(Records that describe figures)
________________

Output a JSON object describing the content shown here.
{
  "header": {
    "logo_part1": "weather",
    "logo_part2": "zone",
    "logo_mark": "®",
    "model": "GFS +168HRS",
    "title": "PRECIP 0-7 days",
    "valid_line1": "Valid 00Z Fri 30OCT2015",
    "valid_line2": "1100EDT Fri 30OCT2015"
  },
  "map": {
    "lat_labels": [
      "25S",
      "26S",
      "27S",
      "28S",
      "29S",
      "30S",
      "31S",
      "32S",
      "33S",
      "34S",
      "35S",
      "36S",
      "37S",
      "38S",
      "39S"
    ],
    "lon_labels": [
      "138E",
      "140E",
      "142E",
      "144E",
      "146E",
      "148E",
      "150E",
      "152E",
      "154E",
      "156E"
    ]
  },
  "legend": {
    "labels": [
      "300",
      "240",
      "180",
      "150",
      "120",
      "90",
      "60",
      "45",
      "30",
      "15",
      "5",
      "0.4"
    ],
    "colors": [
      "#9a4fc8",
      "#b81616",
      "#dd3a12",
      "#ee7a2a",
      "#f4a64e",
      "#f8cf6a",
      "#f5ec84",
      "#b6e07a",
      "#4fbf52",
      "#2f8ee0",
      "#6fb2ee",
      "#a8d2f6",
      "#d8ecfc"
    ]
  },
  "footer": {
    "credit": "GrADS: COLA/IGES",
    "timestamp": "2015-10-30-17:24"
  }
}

________________

> To be done: Extract each entry in full, exactly as given.

> Response:
Output a JSON object describing the content shown here.
{
  "header": {
    "logo_part1": "weather",
    "logo_part2": "zone",
    "logo_mark": "®",
    "model": "GFS +168HRS",
    "title": "PRECIP 0-7 days",
    "valid_line1": "Valid 00Z Fri 30OCT2015",
    "valid_line2": "1100EDT Fri 30OCT2015"
  },
  "map": {
    "lat_labels": [
      "25S",
      "26S",
      "27S",
      "28S",
      "29S",
      "30S",
      "31S",
      "32S",
      "33S",
      "34S",
      "35S",
      "36S",
      "37S",
      "38S",
      "39S"
    ],
    "lon_labels": [
      "138E",
      "140E",
      "142E",
      "144E",
      "146E",
      "148E",
      "150E",
      "152E",
      "154E",
      "156E"
    ]
  },
  "legend": {
    "labels": [
      "300",
      "240",
      "180",
      "150",
      "120",
      "90",
      "60",
      "45",
      "30",
      "15",
      "5",
      "0.4"
    ],
    "colors": [
      "#9a4fc8",
      "#b81616",
      "#dd3a12",
      "#ee7a2a",
      "#f4a64e",
      "#f8cf6a",
      "#f5ec84",
      "#b6e07a",
      "#4fbf52",
      "#2f8ee0",
      "#6fb2ee",
      "#a8d2f6",
      "#d8ecfc"
    ]
  },
  "footer": {
    "credit": "GrADS: COLA/IGES",
    "timestamp": "2015-10-30-17:24"
  }
}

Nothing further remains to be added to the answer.